All of the data below should be written out exactly.

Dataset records
"""
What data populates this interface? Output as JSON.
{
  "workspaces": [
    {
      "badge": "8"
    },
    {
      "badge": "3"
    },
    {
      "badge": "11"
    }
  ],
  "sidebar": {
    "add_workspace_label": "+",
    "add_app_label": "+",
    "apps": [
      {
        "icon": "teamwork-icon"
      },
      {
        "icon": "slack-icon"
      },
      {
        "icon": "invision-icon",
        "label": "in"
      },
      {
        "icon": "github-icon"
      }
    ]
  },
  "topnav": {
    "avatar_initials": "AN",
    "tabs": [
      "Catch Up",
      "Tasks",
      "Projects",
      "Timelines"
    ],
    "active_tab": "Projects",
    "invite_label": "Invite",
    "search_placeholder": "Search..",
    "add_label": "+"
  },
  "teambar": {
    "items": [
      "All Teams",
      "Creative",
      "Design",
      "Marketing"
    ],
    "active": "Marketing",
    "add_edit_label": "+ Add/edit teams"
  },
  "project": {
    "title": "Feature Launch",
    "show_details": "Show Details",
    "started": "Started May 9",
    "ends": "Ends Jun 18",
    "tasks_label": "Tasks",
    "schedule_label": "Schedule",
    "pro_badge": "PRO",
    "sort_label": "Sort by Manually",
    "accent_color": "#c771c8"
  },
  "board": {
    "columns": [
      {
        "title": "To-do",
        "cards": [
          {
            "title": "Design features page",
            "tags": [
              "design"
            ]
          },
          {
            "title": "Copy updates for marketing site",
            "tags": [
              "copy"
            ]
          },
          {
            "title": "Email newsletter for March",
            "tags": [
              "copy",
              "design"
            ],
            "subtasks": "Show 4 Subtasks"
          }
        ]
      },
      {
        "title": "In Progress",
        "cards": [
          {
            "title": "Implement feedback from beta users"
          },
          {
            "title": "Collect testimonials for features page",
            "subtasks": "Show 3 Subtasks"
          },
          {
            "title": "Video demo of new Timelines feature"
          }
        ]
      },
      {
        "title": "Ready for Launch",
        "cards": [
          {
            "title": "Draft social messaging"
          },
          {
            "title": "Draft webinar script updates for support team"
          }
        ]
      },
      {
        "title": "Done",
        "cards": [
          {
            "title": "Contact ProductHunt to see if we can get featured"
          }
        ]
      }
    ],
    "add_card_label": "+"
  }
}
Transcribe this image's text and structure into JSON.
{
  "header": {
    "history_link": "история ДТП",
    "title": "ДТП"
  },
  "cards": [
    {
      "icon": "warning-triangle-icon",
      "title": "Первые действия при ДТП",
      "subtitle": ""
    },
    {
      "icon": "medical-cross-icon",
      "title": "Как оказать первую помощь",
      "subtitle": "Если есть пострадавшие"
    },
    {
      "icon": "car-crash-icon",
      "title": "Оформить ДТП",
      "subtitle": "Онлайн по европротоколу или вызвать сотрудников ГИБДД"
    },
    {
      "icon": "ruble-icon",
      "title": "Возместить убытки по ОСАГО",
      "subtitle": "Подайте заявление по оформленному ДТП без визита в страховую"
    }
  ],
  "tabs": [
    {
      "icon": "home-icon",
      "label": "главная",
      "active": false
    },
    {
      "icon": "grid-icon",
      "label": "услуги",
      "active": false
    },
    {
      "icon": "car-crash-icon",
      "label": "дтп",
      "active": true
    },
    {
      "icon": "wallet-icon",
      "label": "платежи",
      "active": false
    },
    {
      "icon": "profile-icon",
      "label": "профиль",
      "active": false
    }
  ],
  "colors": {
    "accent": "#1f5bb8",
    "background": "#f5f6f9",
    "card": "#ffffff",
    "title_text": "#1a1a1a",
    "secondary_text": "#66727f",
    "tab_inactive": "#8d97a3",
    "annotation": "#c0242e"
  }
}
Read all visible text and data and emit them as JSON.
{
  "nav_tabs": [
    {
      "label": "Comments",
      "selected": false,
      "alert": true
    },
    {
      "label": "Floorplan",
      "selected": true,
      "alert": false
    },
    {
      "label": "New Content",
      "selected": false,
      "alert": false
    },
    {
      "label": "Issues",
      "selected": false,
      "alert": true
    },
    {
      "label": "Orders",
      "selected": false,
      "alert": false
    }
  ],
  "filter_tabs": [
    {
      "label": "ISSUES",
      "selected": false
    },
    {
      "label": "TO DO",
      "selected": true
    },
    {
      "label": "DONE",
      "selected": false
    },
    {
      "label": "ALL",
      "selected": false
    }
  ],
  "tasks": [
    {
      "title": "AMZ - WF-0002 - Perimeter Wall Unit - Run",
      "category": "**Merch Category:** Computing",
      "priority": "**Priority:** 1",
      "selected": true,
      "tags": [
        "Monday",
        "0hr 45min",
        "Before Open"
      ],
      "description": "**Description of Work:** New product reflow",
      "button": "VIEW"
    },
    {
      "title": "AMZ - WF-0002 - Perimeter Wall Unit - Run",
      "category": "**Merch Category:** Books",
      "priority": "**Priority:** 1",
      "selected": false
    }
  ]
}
"""
Full solution:
What data populates this interface? Output as JSON.
{
  "workspaces": [
    {
      "badge": "8"
    },
    {
      "badge": "3"
    },
    {
      "badge": "11"
    }
  ],
  "sidebar": {
    "add_workspace_label": "+",
    "add_app_label": "+",
    "apps": [
      {
        "icon": "teamwork-icon"
      },
      {
        "icon": "slack-icon"
      },
      {
        "icon": "invision-icon",
        "label": "in"
      },
      {
        "icon": "github-icon"
      }
    ]
  },
  "topnav": {
    "avatar_initials": "AN",
    "tabs": [
      "Catch Up",
      "Tasks",
      "Projects",
      "Timelines"
    ],
    "active_tab": "Projects",
    "invite_label": "Invite",
    "search_placeholder": "Search..",
    "add_label": "+"
  },
  "teambar": {
    "items": [
      "All Teams",
      "Creative",
      "Design",
      "Marketing"
    ],
    "active": "Marketing",
    "add_edit_label": "+ Add/edit teams"
  },
  "project": {
    "title": "Feature Launch",
    "show_details": "Show Details",
    "started": "Started May 9",
    "ends": "Ends Jun 18",
    "tasks_label": "Tasks",
    "schedule_label": "Schedule",
    "pro_badge": "PRO",
    "sort_label": "Sort by Manually",
    "accent_color": "#c771c8"
  },
  "board": {
    "columns": [
      {
        "title": "To-do",
        "cards": [
          {
            "title": "Design features page",
            "tags": [
              "design"
            ]
          },
          {
            "title": "Copy updates for marketing site",
            "tags": [
              "copy"
            ]
          },
          {
            "title": "Email newsletter for March",
            "tags": [
              "copy",
              "design"
            ],
            "subtasks": "Show 4 Subtasks"
          }
        ]
      },
      {
        "title": "In Progress",
        "cards": [
          {
            "title": "Implement feedback from beta users"
          },
          {
            "title": "Collect testimonials for features page",
            "subtasks": "Show 3 Subtasks"
          },
          {
            "title": "Video demo of new Timelines feature"
          }
        ]
      },
      {
        "title": "Ready for Launch",
        "cards": [
          {
            "title": "Draft social messaging"
          },
          {
            "title": "Draft webinar script updates for support team"
          }
        ]
      },
      {
        "title": "Done",
        "cards": [
          {
            "title": "Contact ProductHunt to see if we can get featured"
          }
        ]
      }
    ],
    "add_card_label": "+"
  }
}
Transcribe this image's text and structure into JSON.
{
  "header": {
    "history_link": "история ДТП",
    "title": "ДТП"
  },
  "cards": [
    {
      "icon": "warning-triangle-icon",
      "title": "Первые действия при ДТП",
      "subtitle": ""
    },
    {
      "icon": "medical-cross-icon",
      "title": "Как оказать первую помощь",
      "subtitle": "Если есть пострадавшие"
    },
    {
      "icon": "car-crash-icon",
      "title": "Оформить ДТП",
      "subtitle": "Онлайн по европротоколу или вызвать сотрудников ГИБДД"
    },
    {
      "icon": "ruble-icon",
      "title": "Возместить убытки по ОСАГО",
      "subtitle": "Подайте заявление по оформленному ДТП без визита в страховую"
    }
  ],
  "tabs": [
    {
      "icon": "home-icon",
      "label": "главная",
      "active": false
    },
    {
      "icon": "grid-icon",
      "label": "услуги",
      "active": false
    },
    {
      "icon": "car-crash-icon",
      "label": "дтп",
      "active": true
    },
    {
      "icon": "wallet-icon",
      "label": "платежи",
      "active": false
    },
    {
      "icon": "profile-icon",
      "label": "профиль",
      "active": false
    }
  ],
  "colors": {
    "accent": "#1f5bb8",
    "background": "#f5f6f9",
    "card": "#ffffff",
    "title_text": "#1a1a1a",
    "secondary_text": "#66727f",
    "tab_inactive": "#8d97a3",
    "annotation": "#c0242e"
  }
}
Read all visible text and data and emit them as JSON.
{
  "nav_tabs": [
    {
      "label": "Comments",
      "selected": false,
      "alert": true
    },
    {
      "label": "Floorplan",
      "selected": true,
      "alert": false
    },
    {
      "label": "New Content",
      "selected": false,
      "alert": false
    },
    {
      "label": "Issues",
      "selected": false,
      "alert": true
    },
    {
      "label": "Orders",
      "selected": false,
      "alert": false
    }
  ],
  "filter_tabs": [
    {
      "label": "ISSUES",
      "selected": false
    },
    {
      "label": "TO DO",
      "selected": true
    },
    {
      "label": "DONE",
      "selected": false
    },
    {
      "label": "ALL",
      "selected": false
    }
  ],
  "tasks": [
    {
      "title": "AMZ - WF-0002 - Perimeter Wall Unit - Run",
      "category": "**Merch Category:** Computing",
      "priority": "**Priority:** 1",
      "selected": true,
      "tags": [
        "Monday",
        "0hr 45min",
        "Before Open"
      ],
      "description": "**Description of Work:** New product reflow",
      "button": "VIEW"
    },
    {
      "title": "AMZ - WF-0002 - Perimeter Wall Unit - Run",
      "category": "**Merch Category:** Books",
      "priority": "**Priority:** 1",
      "selected": false
    }
  ]
}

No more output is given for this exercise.